──────── MATERIAL PROVIDED
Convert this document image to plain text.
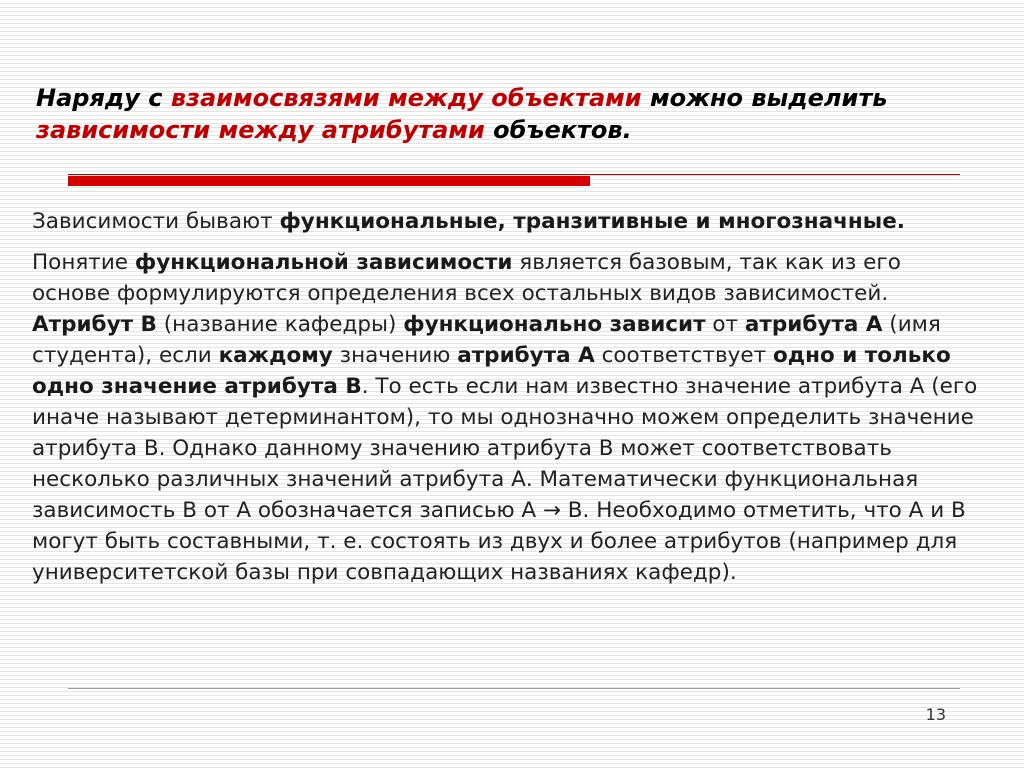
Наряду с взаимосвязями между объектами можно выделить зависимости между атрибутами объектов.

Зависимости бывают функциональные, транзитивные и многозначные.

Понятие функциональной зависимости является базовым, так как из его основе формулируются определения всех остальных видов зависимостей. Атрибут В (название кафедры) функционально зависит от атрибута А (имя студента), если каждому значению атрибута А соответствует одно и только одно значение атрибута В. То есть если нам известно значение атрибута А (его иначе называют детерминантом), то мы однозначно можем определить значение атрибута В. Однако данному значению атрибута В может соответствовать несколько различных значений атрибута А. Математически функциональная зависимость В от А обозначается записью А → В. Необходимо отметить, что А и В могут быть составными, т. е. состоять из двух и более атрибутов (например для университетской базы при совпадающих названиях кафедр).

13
────────────────
──────── MATERIAL PROVIDED
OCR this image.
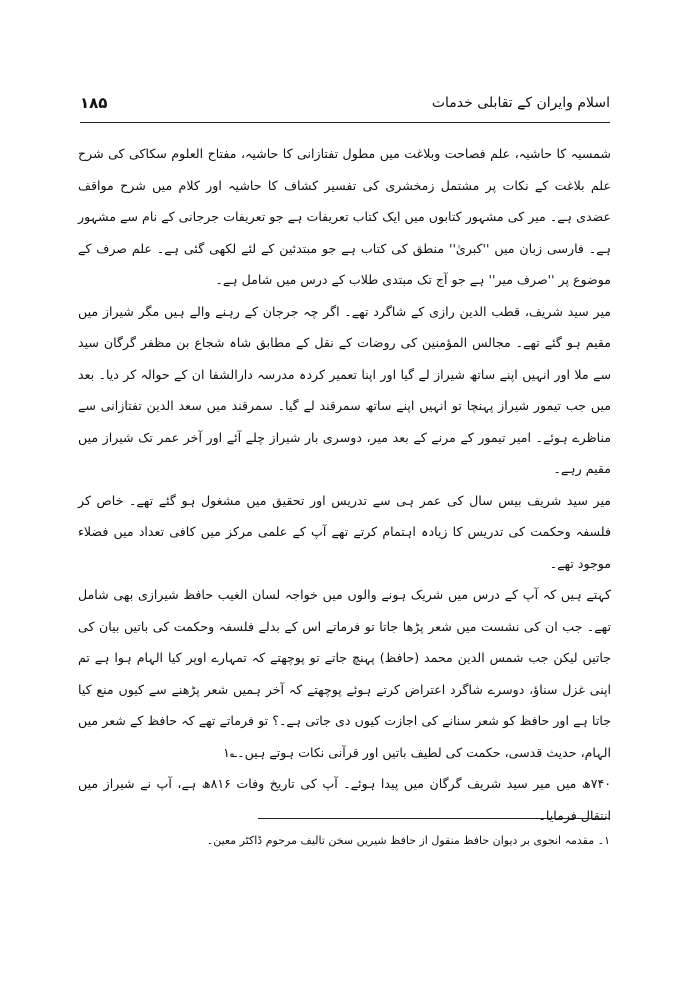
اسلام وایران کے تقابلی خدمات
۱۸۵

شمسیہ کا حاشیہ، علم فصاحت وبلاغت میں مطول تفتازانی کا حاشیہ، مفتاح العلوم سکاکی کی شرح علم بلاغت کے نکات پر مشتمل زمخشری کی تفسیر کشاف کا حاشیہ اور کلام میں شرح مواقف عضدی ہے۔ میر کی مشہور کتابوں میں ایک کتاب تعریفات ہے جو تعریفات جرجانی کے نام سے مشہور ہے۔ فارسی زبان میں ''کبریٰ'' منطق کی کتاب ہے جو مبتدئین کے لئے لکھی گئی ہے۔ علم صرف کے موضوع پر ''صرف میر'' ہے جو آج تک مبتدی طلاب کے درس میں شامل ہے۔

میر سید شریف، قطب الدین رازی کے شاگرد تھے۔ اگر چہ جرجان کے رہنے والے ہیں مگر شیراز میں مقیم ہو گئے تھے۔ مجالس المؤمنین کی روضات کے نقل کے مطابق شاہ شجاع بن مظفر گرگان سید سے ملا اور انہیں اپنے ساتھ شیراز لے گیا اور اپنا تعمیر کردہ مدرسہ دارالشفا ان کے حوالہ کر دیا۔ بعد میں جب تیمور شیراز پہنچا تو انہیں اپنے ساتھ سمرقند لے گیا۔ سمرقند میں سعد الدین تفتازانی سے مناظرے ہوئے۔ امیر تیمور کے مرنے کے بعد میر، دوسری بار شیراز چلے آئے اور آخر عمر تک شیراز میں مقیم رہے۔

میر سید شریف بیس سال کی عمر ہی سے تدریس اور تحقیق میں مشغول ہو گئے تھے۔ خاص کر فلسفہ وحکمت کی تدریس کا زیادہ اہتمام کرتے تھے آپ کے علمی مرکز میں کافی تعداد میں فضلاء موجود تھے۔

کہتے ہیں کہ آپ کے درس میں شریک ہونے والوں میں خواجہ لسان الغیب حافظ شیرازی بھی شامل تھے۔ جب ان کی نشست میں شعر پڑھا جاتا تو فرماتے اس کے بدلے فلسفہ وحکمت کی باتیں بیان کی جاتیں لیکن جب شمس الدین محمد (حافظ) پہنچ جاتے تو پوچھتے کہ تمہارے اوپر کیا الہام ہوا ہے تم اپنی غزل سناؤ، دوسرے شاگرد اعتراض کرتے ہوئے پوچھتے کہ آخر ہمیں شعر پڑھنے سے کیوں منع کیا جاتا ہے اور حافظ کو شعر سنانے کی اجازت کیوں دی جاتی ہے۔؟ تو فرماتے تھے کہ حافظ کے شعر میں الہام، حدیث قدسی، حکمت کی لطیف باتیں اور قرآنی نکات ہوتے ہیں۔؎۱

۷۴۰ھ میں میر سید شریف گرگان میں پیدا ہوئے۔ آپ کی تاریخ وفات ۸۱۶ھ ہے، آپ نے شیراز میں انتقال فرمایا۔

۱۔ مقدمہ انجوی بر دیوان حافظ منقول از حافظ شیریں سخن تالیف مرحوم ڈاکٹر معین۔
────────────────
STATED TASK
Across the material above, how many lines include the string "image"? Only the number is wanted.

COMPLETE RESPONSE
2